* [Problem requirements]
Extract every line that contains the string "Filter".

* [Exercise data]
.....
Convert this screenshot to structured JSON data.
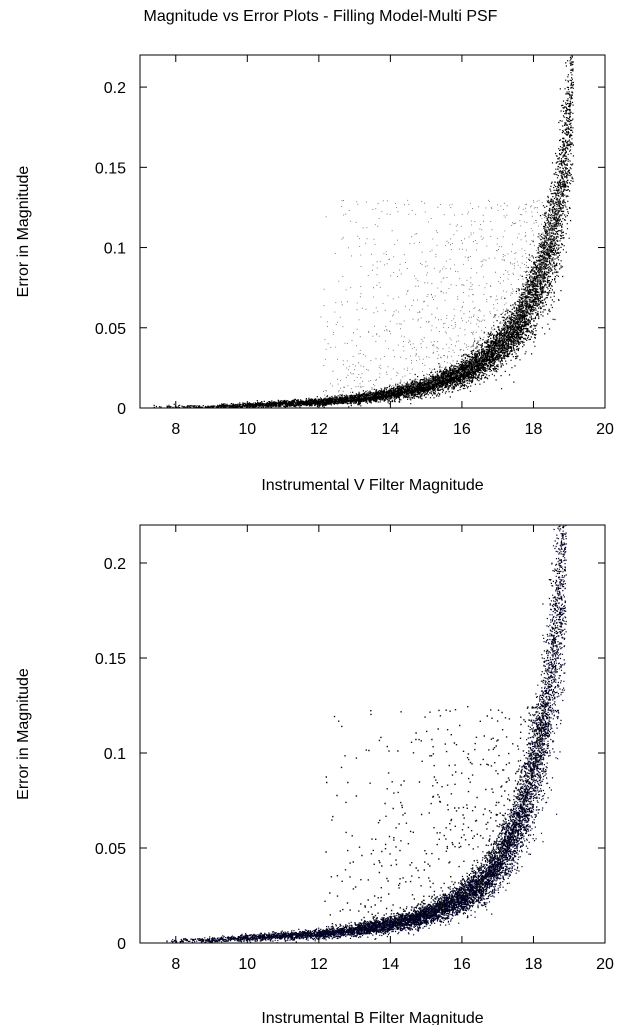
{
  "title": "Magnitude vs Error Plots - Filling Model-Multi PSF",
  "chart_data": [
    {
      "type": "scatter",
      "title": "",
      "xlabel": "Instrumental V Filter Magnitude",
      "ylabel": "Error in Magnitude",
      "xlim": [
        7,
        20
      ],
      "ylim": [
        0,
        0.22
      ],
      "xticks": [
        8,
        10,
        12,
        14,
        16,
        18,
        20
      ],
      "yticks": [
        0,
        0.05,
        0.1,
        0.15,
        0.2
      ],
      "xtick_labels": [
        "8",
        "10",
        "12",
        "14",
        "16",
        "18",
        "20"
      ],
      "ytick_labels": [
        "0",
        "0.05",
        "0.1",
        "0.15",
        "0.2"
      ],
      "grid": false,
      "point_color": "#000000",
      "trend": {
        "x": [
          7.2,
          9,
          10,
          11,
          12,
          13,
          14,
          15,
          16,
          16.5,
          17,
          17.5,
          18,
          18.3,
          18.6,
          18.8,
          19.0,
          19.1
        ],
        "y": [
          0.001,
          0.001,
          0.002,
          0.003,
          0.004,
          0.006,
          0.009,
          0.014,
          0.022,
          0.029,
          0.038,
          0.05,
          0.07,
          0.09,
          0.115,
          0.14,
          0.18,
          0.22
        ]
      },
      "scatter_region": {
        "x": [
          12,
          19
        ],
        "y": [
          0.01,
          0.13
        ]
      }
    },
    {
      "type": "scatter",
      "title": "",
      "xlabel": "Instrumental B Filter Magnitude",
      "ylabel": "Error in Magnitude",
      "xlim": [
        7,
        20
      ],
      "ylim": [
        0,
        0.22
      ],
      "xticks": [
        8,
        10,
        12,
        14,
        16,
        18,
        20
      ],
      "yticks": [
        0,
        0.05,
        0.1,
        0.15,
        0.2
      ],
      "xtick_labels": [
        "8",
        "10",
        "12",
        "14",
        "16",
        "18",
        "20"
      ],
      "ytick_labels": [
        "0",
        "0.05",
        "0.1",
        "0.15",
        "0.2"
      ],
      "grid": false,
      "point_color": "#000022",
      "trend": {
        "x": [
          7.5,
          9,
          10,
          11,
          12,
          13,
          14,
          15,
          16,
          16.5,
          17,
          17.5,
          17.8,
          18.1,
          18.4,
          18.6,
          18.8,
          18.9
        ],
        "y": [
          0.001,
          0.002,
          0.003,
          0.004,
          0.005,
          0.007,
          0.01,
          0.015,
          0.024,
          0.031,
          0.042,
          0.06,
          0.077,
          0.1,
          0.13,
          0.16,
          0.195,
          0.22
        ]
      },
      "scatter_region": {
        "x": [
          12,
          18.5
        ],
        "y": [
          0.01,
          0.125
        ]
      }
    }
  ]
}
.....
* [Task solution]
      "xlabel": "Instrumental V Filter Magnitude",
      "xlabel": "Instrumental B Filter Magnitude",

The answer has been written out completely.